** What the task requires **
Return the number of lines that include the string "Einstellungen", without any other text.

** Material provided **
---

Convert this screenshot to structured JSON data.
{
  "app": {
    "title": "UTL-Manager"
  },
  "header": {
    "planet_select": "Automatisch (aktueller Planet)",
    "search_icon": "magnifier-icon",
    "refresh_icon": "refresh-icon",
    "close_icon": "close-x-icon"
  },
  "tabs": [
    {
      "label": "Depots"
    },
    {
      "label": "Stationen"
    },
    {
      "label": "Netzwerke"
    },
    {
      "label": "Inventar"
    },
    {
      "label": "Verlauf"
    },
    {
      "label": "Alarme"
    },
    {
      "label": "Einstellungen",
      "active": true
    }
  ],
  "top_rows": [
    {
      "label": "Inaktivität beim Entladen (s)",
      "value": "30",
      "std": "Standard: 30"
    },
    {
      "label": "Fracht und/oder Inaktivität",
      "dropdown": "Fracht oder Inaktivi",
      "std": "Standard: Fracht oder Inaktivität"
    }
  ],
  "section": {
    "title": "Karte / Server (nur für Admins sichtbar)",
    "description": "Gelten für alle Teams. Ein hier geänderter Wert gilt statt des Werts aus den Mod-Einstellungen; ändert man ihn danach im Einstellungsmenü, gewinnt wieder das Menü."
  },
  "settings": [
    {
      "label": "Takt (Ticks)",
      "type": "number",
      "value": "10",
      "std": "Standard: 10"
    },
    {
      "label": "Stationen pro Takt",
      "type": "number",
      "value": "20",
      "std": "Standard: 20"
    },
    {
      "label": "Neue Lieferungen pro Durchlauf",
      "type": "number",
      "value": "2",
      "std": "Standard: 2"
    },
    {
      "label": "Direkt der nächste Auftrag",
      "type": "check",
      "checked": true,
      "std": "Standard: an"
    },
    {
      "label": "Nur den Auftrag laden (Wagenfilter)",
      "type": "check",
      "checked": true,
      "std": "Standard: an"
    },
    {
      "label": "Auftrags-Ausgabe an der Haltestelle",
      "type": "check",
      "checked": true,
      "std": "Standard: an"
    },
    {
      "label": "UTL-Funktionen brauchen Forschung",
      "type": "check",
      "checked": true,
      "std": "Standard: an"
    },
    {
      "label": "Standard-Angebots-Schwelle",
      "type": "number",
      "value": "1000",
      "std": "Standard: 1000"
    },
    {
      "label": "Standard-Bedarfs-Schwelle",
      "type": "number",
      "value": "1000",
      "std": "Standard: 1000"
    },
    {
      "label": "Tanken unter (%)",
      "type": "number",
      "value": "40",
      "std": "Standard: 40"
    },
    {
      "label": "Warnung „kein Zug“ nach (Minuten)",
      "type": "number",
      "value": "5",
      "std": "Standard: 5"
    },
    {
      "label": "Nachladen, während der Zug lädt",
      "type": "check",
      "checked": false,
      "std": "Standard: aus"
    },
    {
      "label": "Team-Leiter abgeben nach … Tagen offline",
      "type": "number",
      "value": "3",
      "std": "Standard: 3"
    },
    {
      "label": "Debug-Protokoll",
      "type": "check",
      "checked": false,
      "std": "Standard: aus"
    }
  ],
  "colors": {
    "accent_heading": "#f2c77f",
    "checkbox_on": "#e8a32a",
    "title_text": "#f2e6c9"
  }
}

---

** Correct answer **
2